Quote the listing below in its entirety.

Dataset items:

++++++

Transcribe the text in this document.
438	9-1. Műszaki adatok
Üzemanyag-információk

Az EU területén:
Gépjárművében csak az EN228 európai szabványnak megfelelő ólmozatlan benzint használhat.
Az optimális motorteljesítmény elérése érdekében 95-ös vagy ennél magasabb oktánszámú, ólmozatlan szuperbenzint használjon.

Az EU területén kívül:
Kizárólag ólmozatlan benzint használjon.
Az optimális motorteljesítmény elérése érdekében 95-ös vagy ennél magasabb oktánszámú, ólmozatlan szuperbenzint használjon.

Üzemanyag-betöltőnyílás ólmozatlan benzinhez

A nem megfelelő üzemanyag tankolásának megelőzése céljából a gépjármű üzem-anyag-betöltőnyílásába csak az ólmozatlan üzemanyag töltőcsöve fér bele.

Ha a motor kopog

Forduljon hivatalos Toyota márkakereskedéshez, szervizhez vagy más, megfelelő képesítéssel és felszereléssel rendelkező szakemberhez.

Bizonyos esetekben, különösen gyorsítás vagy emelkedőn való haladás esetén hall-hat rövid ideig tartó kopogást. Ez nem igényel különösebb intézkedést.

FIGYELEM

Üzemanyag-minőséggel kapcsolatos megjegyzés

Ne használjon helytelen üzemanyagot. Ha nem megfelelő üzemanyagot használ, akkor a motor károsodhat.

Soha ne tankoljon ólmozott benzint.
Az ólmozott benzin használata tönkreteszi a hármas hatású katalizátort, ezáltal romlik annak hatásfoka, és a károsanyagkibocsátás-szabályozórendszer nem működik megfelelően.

++++++

> [COMPLETE RESPONSE]
Transcribe the text in this document.
438	9-1. Műszaki adatok
Üzemanyag-információk

Az EU területén:
Gépjárművében csak az EN228 európai szabványnak megfelelő ólmozatlan benzint használhat.
Az optimális motorteljesítmény elérése érdekében 95-ös vagy ennél magasabb oktánszámú, ólmozatlan szuperbenzint használjon.

Az EU területén kívül:
Kizárólag ólmozatlan benzint használjon.
Az optimális motorteljesítmény elérése érdekében 95-ös vagy ennél magasabb oktánszámú, ólmozatlan szuperbenzint használjon.

Üzemanyag-betöltőnyílás ólmozatlan benzinhez

A nem megfelelő üzemanyag tankolásának megelőzése céljából a gépjármű üzem-anyag-betöltőnyílásába csak az ólmozatlan üzemanyag töltőcsöve fér bele.

Ha a motor kopog

Forduljon hivatalos Toyota márkakereskedéshez, szervizhez vagy más, megfelelő képesítéssel és felszereléssel rendelkező szakemberhez.

Bizonyos esetekben, különösen gyorsítás vagy emelkedőn való haladás esetén hall-hat rövid ideig tartó kopogást. Ez nem igényel különösebb intézkedést.

FIGYELEM

Üzemanyag-minőséggel kapcsolatos megjegyzés

Ne használjon helytelen üzemanyagot. Ha nem megfelelő üzemanyagot használ, akkor a motor károsodhat.

Soha ne tankoljon ólmozott benzint.
Az ólmozott benzin használata tönkreteszi a hármas hatású katalizátort, ezáltal romlik annak hatásfoka, és a károsanyagkibocsátás-szabályozórendszer nem működik megfelelően.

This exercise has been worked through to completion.